# Rows
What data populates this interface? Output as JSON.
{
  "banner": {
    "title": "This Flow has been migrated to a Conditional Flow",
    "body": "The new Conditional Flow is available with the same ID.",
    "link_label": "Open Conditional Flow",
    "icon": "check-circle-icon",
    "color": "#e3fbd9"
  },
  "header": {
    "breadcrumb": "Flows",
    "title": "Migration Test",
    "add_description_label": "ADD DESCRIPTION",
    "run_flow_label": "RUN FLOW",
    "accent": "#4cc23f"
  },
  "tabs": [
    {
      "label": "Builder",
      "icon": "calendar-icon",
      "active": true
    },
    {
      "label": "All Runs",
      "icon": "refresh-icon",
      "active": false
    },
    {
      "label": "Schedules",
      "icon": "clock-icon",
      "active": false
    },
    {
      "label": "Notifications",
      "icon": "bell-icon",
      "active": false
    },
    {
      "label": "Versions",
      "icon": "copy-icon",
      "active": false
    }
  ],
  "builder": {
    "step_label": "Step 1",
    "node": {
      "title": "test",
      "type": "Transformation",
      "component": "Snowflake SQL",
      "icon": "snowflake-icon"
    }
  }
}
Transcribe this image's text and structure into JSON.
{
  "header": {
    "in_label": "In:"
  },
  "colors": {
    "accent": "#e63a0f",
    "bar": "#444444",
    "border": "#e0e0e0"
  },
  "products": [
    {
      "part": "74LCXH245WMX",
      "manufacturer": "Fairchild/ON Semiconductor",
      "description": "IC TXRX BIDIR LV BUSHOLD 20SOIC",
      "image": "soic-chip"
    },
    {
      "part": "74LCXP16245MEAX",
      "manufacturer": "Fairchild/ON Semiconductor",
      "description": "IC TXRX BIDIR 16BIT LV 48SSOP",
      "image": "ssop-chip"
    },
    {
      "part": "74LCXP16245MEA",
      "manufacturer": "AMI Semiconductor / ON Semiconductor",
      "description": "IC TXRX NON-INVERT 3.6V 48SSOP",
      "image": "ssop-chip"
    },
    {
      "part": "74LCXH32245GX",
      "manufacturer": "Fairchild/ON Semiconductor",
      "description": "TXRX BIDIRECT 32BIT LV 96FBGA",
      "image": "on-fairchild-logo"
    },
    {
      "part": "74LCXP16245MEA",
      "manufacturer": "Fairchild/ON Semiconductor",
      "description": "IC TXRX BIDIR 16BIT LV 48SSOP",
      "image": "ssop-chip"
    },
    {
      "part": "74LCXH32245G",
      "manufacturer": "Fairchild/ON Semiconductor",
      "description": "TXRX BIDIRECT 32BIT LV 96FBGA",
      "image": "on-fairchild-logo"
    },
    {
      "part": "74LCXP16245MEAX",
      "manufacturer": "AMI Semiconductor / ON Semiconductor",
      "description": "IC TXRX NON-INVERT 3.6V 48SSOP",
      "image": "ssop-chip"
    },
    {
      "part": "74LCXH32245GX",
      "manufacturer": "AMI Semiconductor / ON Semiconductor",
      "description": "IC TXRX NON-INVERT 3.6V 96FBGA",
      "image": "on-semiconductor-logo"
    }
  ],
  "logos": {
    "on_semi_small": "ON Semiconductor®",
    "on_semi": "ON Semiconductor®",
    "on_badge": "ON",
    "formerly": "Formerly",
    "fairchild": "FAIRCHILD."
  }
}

# Exercise details
Above are the records; copy all of them exactly.

# Written answer
What data populates this interface? Output as JSON.
{
  "banner": {
    "title": "This Flow has been migrated to a Conditional Flow",
    "body": "The new Conditional Flow is available with the same ID.",
    "link_label": "Open Conditional Flow",
    "icon": "check-circle-icon",
    "color": "#e3fbd9"
  },
  "header": {
    "breadcrumb": "Flows",
    "title": "Migration Test",
    "add_description_label": "ADD DESCRIPTION",
    "run_flow_label": "RUN FLOW",
    "accent": "#4cc23f"
  },
  "tabs": [
    {
      "label": "Builder",
      "icon": "calendar-icon",
      "active": true
    },
    {
      "label": "All Runs",
      "icon": "refresh-icon",
      "active": false
    },
    {
      "label": "Schedules",
      "icon": "clock-icon",
      "active": false
    },
    {
      "label": "Notifications",
      "icon": "bell-icon",
      "active": false
    },
    {
      "label": "Versions",
      "icon": "copy-icon",
      "active": false
    }
  ],
  "builder": {
    "step_label": "Step 1",
    "node": {
      "title": "test",
      "type": "Transformation",
      "component": "Snowflake SQL",
      "icon": "snowflake-icon"
    }
  }
}
Transcribe this image's text and structure into JSON.
{
  "header": {
    "in_label": "In:"
  },
  "colors": {
    "accent": "#e63a0f",
    "bar": "#444444",
    "border": "#e0e0e0"
  },
  "products": [
    {
      "part": "74LCXH245WMX",
      "manufacturer": "Fairchild/ON Semiconductor",
      "description": "IC TXRX BIDIR LV BUSHOLD 20SOIC",
      "image": "soic-chip"
    },
    {
      "part": "74LCXP16245MEAX",
      "manufacturer": "Fairchild/ON Semiconductor",
      "description": "IC TXRX BIDIR 16BIT LV 48SSOP",
      "image": "ssop-chip"
    },
    {
      "part": "74LCXP16245MEA",
      "manufacturer": "AMI Semiconductor / ON Semiconductor",
      "description": "IC TXRX NON-INVERT 3.6V 48SSOP",
      "image": "ssop-chip"
    },
    {
      "part": "74LCXH32245GX",
      "manufacturer": "Fairchild/ON Semiconductor",
      "description": "TXRX BIDIRECT 32BIT LV 96FBGA",
      "image": "on-fairchild-logo"
    },
    {
      "part": "74LCXP16245MEA",
      "manufacturer": "Fairchild/ON Semiconductor",
      "description": "IC TXRX BIDIR 16BIT LV 48SSOP",
      "image": "ssop-chip"
    },
    {
      "part": "74LCXH32245G",
      "manufacturer": "Fairchild/ON Semiconductor",
      "description": "TXRX BIDIRECT 32BIT LV 96FBGA",
      "image": "on-fairchild-logo"
    },
    {
      "part": "74LCXP16245MEAX",
      "manufacturer": "AMI Semiconductor / ON Semiconductor",
      "description": "IC TXRX NON-INVERT 3.6V 48SSOP",
      "image": "ssop-chip"
    },
    {
      "part": "74LCXH32245GX",
      "manufacturer": "AMI Semiconductor / ON Semiconductor",
      "description": "IC TXRX NON-INVERT 3.6V 96FBGA",
      "image": "on-semiconductor-logo"
    }
  ],
  "logos": {
    "on_semi_small": "ON Semiconductor®",
    "on_semi": "ON Semiconductor®",
    "on_badge": "ON",
    "formerly": "Formerly",
    "fairchild": "FAIRCHILD."
  }
}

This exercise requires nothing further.